--- BEGIN Input records ---
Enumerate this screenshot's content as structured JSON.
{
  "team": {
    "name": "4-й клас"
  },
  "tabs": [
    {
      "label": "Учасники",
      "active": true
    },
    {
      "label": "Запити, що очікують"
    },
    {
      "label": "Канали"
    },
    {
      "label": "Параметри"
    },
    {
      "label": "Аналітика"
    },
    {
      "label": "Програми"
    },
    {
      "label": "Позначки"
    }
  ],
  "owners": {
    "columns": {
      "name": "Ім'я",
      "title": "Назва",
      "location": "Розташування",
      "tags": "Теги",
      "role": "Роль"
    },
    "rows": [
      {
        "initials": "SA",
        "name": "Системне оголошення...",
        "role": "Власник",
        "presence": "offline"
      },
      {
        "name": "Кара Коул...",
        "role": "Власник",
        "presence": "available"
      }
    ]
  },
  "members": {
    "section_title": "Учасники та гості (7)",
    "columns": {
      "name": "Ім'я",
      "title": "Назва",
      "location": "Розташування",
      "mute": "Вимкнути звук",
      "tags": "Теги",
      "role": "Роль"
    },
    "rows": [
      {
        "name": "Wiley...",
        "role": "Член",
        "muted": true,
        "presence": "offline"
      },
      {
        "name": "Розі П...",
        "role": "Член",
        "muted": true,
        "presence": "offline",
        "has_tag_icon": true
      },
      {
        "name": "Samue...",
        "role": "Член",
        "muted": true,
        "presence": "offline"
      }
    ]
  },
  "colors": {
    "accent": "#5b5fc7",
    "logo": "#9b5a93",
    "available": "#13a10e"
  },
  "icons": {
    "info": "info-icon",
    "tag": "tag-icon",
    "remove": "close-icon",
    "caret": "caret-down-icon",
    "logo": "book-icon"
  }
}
--- END Input records ---
(What the task requires) Write out every entry verbatim.

(Reply)
Enumerate this screenshot's content as structured JSON.
{
  "team": {
    "name": "4-й клас"
  },
  "tabs": [
    {
      "label": "Учасники",
      "active": true
    },
    {
      "label": "Запити, що очікують"
    },
    {
      "label": "Канали"
    },
    {
      "label": "Параметри"
    },
    {
      "label": "Аналітика"
    },
    {
      "label": "Програми"
    },
    {
      "label": "Позначки"
    }
  ],
  "owners": {
    "columns": {
      "name": "Ім'я",
      "title": "Назва",
      "location": "Розташування",
      "tags": "Теги",
      "role": "Роль"
    },
    "rows": [
      {
        "initials": "SA",
        "name": "Системне оголошення...",
        "role": "Власник",
        "presence": "offline"
      },
      {
        "name": "Кара Коул...",
        "role": "Власник",
        "presence": "available"
      }
    ]
  },
  "members": {
    "section_title": "Учасники та гості (7)",
    "columns": {
      "name": "Ім'я",
      "title": "Назва",
      "location": "Розташування",
      "mute": "Вимкнути звук",
      "tags": "Теги",
      "role": "Роль"
    },
    "rows": [
      {
        "name": "Wiley...",
        "role": "Член",
        "muted": true,
        "presence": "offline"
      },
      {
        "name": "Розі П...",
        "role": "Член",
        "muted": true,
        "presence": "offline",
        "has_tag_icon": true
      },
      {
        "name": "Samue...",
        "role": "Член",
        "muted": true,
        "presence": "offline"
      }
    ]
  },
  "colors": {
    "accent": "#5b5fc7",
    "logo": "#9b5a93",
    "available": "#13a10e"
  },
  "icons": {
    "info": "info-icon",
    "tag": "tag-icon",
    "remove": "close-icon",
    "caret": "caret-down-icon",
    "logo": "book-icon"
  }
}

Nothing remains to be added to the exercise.